— START OF Data listing —

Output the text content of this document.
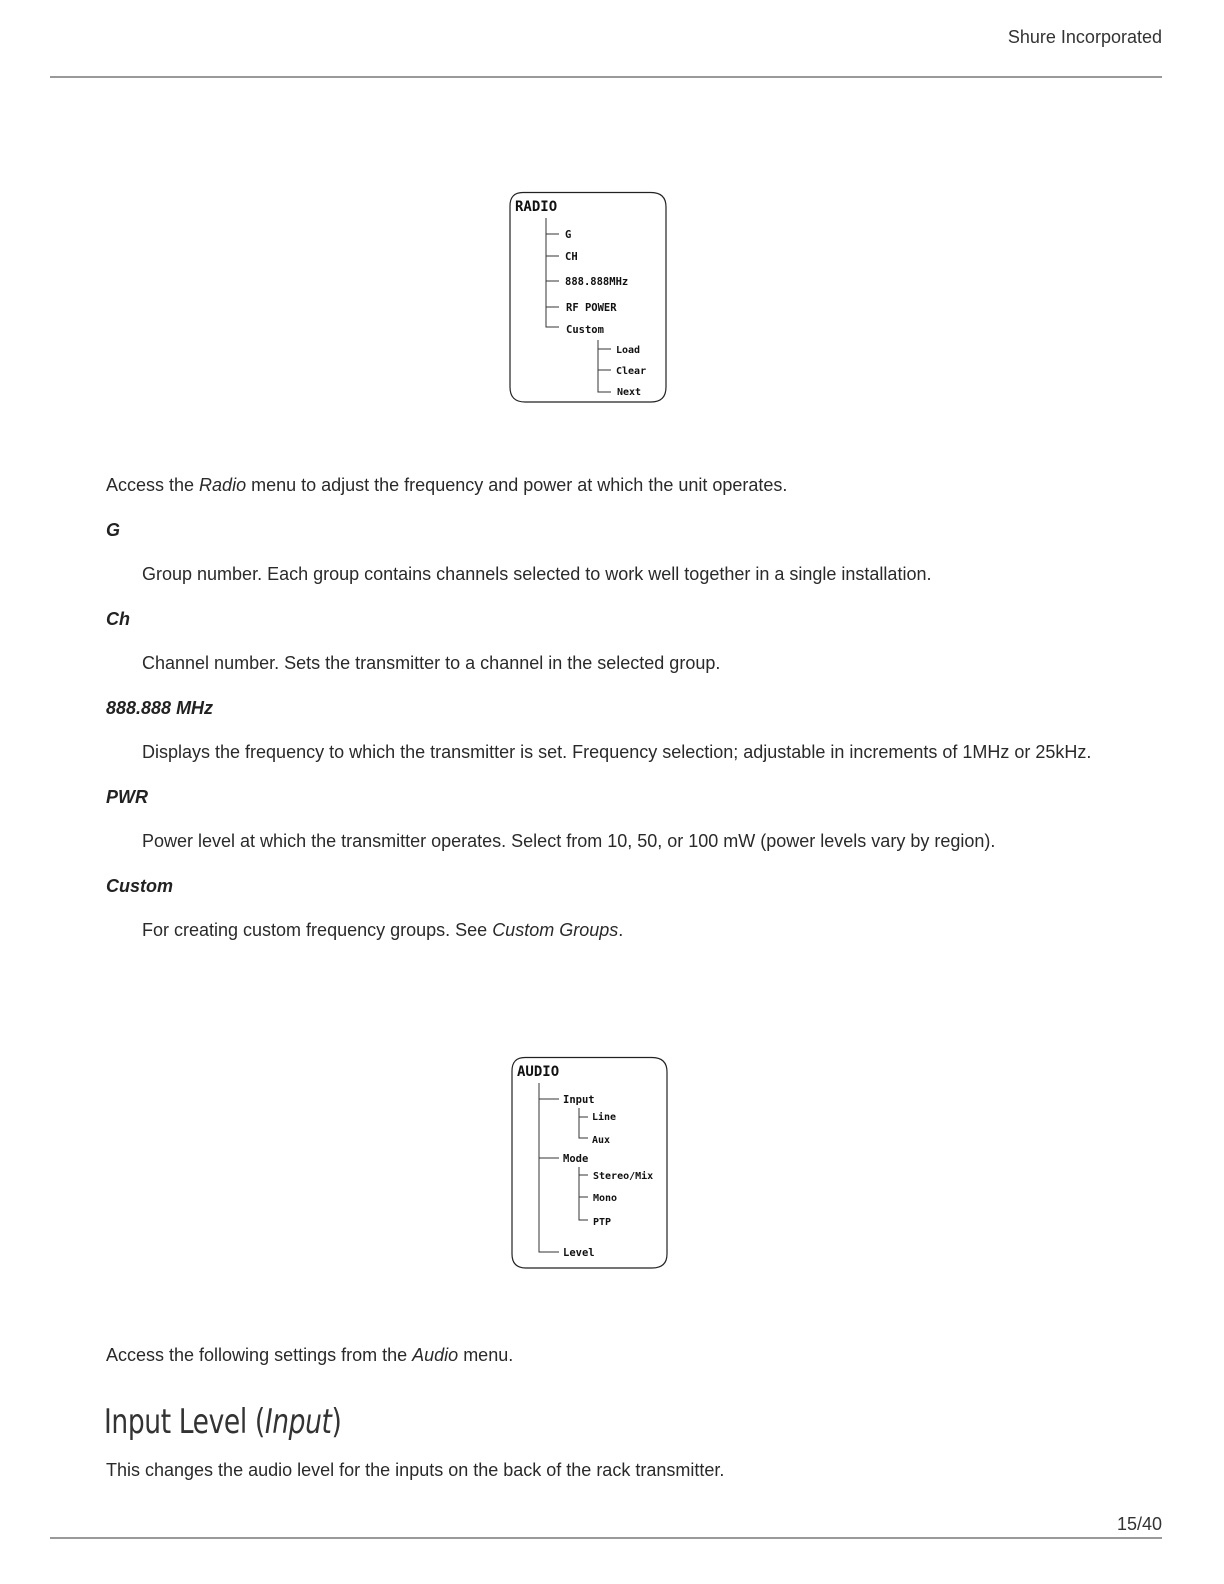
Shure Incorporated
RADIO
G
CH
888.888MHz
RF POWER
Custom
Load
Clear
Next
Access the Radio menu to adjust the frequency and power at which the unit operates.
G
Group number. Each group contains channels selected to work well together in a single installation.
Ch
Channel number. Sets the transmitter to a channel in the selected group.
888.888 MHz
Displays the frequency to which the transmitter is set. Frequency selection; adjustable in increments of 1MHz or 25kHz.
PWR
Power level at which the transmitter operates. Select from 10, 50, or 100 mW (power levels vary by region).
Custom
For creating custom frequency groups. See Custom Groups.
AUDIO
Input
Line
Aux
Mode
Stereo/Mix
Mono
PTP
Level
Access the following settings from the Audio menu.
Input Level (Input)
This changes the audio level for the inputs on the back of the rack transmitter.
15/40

— END OF Data listing —

▶ **Exercise instructions**: Search the listing for the word "number". Copy every line in which it occurs.

▶ **Exercise response**:
Group number. Each group contains channels selected to work well together in a single installation.
Channel number. Sets the transmitter to a channel in the selected group.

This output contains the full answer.